-- BEGIN ENTRIES --

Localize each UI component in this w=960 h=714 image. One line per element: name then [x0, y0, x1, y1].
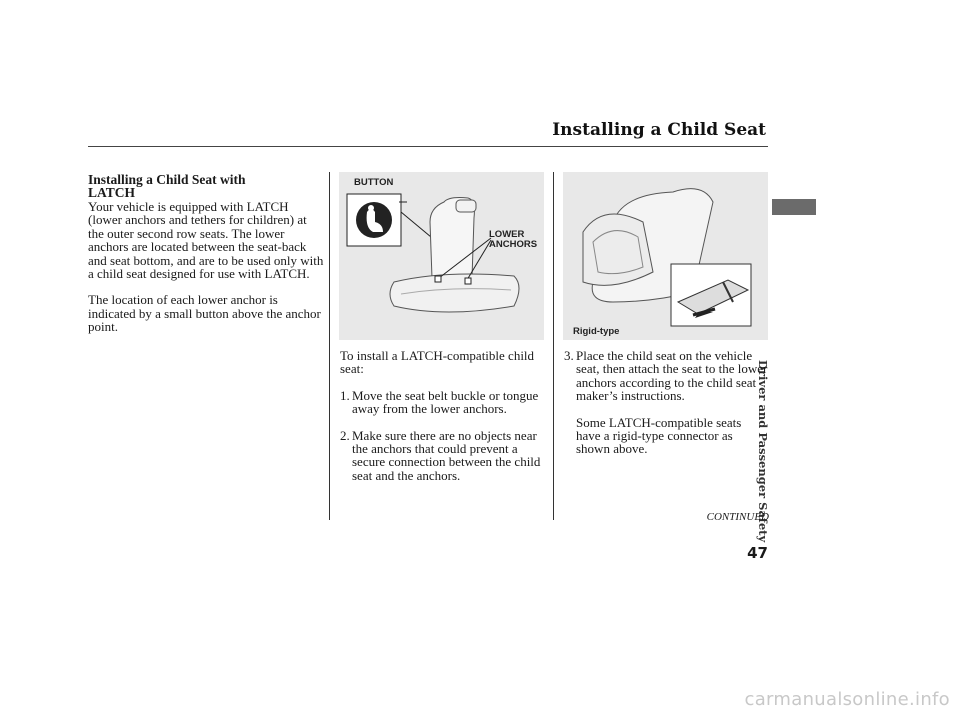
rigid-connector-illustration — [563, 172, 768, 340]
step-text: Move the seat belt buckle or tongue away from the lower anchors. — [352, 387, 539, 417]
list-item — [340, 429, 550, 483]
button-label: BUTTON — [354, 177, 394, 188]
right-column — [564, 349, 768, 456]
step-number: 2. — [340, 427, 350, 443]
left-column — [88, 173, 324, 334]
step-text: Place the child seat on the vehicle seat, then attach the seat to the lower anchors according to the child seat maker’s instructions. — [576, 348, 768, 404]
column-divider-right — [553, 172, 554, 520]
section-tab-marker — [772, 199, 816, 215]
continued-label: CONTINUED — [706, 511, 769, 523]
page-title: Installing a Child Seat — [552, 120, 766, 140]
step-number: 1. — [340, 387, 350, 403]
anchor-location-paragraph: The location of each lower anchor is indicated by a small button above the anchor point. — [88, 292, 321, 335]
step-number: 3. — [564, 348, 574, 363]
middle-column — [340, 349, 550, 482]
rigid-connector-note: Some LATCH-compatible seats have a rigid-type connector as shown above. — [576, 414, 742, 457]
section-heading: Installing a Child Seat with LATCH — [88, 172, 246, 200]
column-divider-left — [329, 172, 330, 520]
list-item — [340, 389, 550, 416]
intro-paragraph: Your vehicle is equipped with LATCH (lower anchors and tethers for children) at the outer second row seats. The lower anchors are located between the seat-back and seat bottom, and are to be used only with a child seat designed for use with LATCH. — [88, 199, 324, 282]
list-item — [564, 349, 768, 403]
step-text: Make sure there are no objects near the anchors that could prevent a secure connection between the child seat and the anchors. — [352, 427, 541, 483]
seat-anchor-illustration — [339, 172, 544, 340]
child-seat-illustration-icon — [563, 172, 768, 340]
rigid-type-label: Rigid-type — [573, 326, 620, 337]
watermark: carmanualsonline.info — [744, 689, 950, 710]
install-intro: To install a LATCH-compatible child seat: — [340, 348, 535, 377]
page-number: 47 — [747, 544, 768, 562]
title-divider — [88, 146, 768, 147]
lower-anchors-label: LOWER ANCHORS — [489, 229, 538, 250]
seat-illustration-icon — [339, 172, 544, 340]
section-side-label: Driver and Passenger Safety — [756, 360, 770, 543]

-- END ENTRIES --
-- BEGIN ENTRIES --

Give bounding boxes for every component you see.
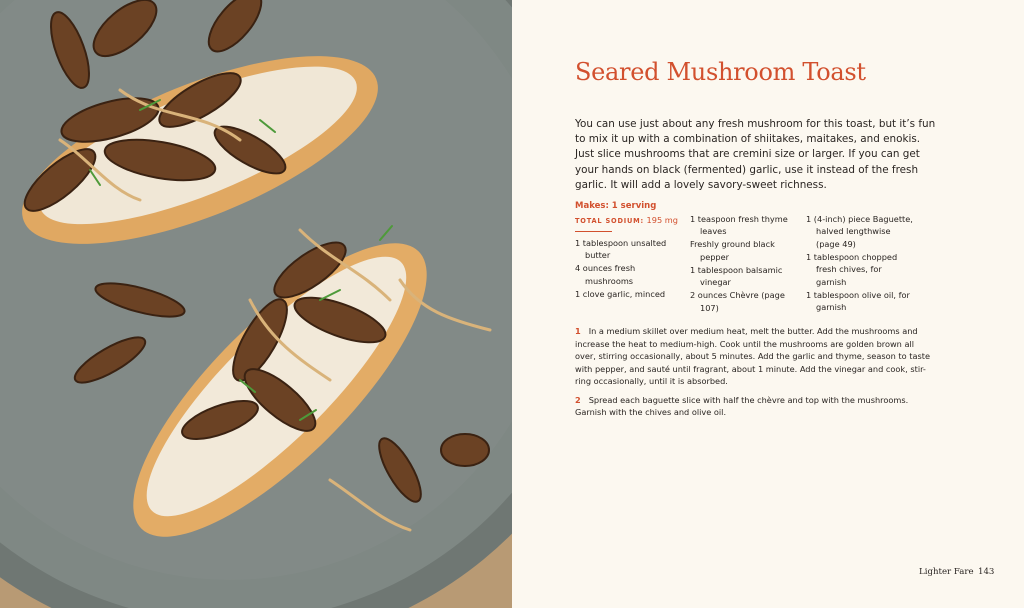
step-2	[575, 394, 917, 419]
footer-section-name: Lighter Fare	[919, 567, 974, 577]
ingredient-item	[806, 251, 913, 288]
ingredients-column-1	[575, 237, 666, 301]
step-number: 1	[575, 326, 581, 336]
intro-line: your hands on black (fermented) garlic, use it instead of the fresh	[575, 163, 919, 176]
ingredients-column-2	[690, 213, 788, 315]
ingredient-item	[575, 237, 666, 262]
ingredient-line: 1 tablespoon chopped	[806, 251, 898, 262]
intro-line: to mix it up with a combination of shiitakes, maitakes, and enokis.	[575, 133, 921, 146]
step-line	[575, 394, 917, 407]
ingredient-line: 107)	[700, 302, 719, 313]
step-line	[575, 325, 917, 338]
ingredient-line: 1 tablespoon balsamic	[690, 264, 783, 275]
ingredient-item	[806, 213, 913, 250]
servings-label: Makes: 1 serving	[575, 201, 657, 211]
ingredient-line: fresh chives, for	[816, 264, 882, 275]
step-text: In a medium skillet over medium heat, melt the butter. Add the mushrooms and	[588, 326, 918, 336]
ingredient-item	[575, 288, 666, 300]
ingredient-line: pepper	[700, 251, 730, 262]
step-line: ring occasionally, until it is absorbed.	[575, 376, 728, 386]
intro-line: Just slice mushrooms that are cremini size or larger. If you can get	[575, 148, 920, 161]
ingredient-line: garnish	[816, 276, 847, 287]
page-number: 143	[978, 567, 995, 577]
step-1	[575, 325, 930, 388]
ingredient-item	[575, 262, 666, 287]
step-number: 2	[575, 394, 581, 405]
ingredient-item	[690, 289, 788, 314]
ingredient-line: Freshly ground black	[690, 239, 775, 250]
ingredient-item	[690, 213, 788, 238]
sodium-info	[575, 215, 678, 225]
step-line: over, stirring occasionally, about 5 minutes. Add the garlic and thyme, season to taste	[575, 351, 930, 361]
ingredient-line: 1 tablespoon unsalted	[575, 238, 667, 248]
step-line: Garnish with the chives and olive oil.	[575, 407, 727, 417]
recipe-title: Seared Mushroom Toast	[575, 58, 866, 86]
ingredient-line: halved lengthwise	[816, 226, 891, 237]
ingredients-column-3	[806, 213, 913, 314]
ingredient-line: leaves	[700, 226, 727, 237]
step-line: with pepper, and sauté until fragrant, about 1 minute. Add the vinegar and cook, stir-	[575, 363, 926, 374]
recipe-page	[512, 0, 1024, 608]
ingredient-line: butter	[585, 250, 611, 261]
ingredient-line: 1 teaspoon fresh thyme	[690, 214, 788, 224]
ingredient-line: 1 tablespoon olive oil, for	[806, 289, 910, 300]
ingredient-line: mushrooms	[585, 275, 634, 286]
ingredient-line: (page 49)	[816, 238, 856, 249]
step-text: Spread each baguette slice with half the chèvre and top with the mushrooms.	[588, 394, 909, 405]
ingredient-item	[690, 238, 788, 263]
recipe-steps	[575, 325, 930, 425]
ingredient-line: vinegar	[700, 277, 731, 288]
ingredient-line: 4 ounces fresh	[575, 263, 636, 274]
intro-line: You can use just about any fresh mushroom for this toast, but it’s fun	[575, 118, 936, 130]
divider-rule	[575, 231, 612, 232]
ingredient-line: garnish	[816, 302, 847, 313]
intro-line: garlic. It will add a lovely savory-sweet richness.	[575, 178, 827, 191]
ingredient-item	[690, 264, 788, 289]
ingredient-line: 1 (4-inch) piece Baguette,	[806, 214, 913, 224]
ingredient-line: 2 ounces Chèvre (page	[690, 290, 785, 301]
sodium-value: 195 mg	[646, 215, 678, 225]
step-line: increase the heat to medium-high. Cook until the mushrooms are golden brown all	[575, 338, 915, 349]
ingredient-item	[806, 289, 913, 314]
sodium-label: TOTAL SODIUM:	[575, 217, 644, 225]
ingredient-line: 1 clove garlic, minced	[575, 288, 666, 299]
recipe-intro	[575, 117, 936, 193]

-- END ENTRIES --
-- BEGIN ENTRIES --

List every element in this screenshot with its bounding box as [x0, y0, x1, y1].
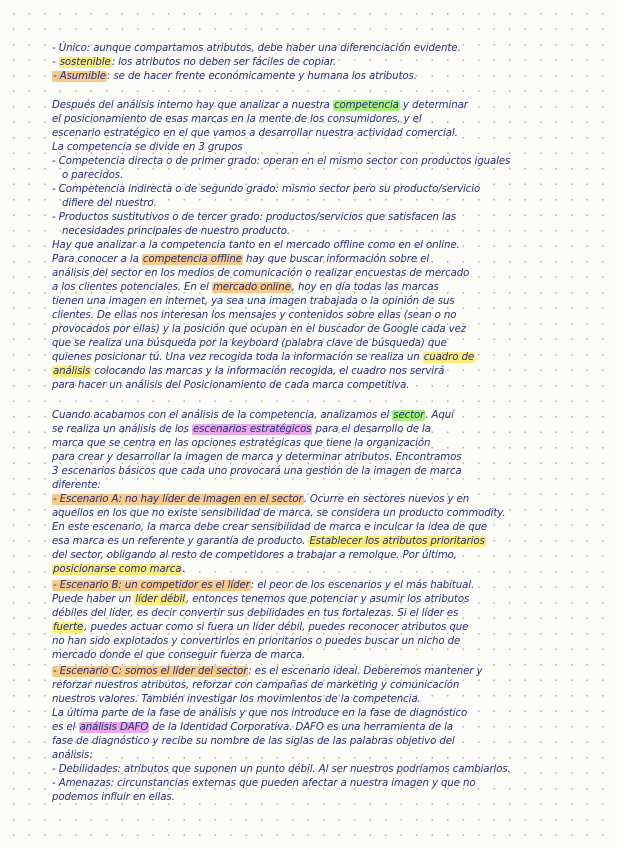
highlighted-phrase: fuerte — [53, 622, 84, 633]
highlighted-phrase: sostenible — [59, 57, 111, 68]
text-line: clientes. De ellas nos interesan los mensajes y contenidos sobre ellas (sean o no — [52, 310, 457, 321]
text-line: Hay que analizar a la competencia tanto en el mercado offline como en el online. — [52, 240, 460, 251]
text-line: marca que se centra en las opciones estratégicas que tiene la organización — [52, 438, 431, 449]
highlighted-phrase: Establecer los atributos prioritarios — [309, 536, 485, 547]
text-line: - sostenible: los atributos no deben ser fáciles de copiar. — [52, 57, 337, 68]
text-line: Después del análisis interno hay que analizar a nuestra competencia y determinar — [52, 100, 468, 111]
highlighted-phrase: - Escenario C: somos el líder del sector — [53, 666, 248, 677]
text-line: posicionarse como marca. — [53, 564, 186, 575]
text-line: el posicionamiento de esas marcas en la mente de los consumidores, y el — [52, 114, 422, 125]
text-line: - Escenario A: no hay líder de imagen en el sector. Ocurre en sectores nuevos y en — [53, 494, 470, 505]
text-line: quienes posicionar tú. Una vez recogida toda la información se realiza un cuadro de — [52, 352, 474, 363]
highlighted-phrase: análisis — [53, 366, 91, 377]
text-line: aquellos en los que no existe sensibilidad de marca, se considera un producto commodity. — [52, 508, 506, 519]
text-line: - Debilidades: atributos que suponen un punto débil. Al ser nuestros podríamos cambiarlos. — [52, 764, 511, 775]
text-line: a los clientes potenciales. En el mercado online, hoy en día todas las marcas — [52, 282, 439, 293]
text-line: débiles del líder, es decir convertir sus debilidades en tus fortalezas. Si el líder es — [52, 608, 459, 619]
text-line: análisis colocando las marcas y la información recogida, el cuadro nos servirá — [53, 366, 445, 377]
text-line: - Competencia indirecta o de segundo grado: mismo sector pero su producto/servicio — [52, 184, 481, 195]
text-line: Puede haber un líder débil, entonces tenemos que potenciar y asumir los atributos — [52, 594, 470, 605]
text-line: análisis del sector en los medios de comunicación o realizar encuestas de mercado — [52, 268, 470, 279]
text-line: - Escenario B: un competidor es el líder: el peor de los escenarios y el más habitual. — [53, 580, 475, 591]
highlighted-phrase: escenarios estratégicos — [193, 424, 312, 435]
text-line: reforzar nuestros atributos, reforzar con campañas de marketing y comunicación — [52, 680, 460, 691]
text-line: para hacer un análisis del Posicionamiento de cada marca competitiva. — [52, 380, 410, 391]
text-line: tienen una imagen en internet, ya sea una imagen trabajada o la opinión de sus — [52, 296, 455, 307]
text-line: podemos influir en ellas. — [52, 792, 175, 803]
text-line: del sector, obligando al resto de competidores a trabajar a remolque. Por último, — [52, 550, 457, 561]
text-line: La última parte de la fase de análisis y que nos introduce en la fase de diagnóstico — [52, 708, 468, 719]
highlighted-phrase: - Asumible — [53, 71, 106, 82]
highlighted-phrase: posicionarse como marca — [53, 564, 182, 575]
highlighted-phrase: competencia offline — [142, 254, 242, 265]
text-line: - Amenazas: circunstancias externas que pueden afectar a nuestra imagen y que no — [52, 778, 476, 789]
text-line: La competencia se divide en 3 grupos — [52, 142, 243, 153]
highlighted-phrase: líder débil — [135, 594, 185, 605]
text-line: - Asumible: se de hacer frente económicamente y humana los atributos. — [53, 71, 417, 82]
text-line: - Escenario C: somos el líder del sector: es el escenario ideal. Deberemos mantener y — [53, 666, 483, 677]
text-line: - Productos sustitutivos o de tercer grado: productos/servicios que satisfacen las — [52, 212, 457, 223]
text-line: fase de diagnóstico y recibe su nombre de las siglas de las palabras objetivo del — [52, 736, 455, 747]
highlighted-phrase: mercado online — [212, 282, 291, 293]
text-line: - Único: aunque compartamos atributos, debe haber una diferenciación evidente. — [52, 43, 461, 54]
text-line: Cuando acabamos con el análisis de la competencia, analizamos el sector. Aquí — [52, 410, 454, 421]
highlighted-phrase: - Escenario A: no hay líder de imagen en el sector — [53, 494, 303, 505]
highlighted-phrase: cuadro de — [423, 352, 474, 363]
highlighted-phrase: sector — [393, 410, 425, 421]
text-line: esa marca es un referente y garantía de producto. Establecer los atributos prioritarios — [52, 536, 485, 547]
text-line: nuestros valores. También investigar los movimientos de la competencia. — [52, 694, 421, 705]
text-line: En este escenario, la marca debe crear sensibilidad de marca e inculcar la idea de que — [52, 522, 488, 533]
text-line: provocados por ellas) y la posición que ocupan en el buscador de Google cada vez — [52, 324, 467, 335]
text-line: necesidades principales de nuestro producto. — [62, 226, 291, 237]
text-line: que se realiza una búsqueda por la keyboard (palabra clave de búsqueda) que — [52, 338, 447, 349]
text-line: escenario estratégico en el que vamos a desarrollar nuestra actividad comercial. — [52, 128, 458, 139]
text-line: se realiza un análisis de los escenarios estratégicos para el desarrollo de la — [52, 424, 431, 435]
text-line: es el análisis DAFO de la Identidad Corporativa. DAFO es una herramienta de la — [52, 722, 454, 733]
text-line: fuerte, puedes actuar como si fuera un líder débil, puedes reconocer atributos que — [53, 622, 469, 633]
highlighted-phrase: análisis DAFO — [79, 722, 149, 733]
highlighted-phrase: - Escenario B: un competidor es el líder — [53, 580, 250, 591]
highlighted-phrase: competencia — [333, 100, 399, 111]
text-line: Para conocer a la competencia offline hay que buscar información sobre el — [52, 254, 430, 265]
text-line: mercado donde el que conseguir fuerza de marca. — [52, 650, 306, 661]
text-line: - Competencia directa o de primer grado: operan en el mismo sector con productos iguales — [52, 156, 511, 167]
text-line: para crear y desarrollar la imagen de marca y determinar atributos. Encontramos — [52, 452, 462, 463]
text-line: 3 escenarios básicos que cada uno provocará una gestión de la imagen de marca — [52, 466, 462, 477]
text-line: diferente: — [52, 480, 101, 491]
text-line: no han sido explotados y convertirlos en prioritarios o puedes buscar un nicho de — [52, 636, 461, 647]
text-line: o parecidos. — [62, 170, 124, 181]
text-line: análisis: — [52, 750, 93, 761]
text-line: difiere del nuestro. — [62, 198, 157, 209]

-- END ENTRIES --

- **WHAT YOU WILL DO**:
Arrange the material from the line containing "highlighted-phrase: fuerte —" through the line containing "text-line: a los", inclusive, as a Markdown table with the columns Row and Line. Number each line and omit any blank lines.

- **EXERCISE ANSWER**:
| Row | Line |
|---|---|
| 1 | highlighted-phrase: fuerte — [53, 622, 84, 633] |
| 2 | highlighted-phrase: sostenible — [59, 57, 111, 68] |
| 3 | text-line: clientes. De ellas nos interesan los mensajes y contenidos sobre ellas (sean o no — [52, 310, 457, 321] |
| 4 | text-line: Hay que analizar a la competencia tanto en el mercado offline como en el online. — [52, 240, 460, 251] |
| 5 | text-line: marca que se centra en las opciones estratégicas que tiene la organización — [52, 438, 431, 449] |
| 6 | highlighted-phrase: Establecer los atributos prioritarios — [309, 536, 485, 547] |
| 7 | text-line: - sostenible: los atributos no deben ser fáciles de copiar. — [52, 57, 337, 68] |
| 8 | text-line: Después del análisis interno hay que analizar a nuestra competencia y determinar — [52, 100, 468, 111] |
| 9 | highlighted-phrase: - Escenario C: somos el líder del sector — [53, 666, 248, 677] |
| 10 | text-line: posicionarse como marca. — [53, 564, 186, 575] |
| 11 | text-line: el posicionamiento de esas marcas en la mente de los consumidores, y el — [52, 114, 422, 125] |
| 12 | text-line: - Escenario A: no hay líder de imagen en el sector. Ocurre en sectores nuevos y en — [53, 494, 470, 505] |
| 13 | text-line: quienes posicionar tú. Una vez recogida toda la información se realiza un cuadro de — [52, 352, 474, 363] |
| 14 | highlighted-phrase: análisis — [53, 366, 91, 377] |
| 15 | text-line: aquellos en los que no existe sensibilidad de marca, se considera un producto commodity. — [52, 508, 506, 519] |
| 16 | text-line: - Debilidades: atributos que suponen un punto débil. Al ser nuestros podríamos cambiarlos. — [52, 764, 511, 775] |
| 17 | text-line: a los clientes potenciales. En el mercado online, hoy en día todas las marcas — [52, 282, 439, 293] |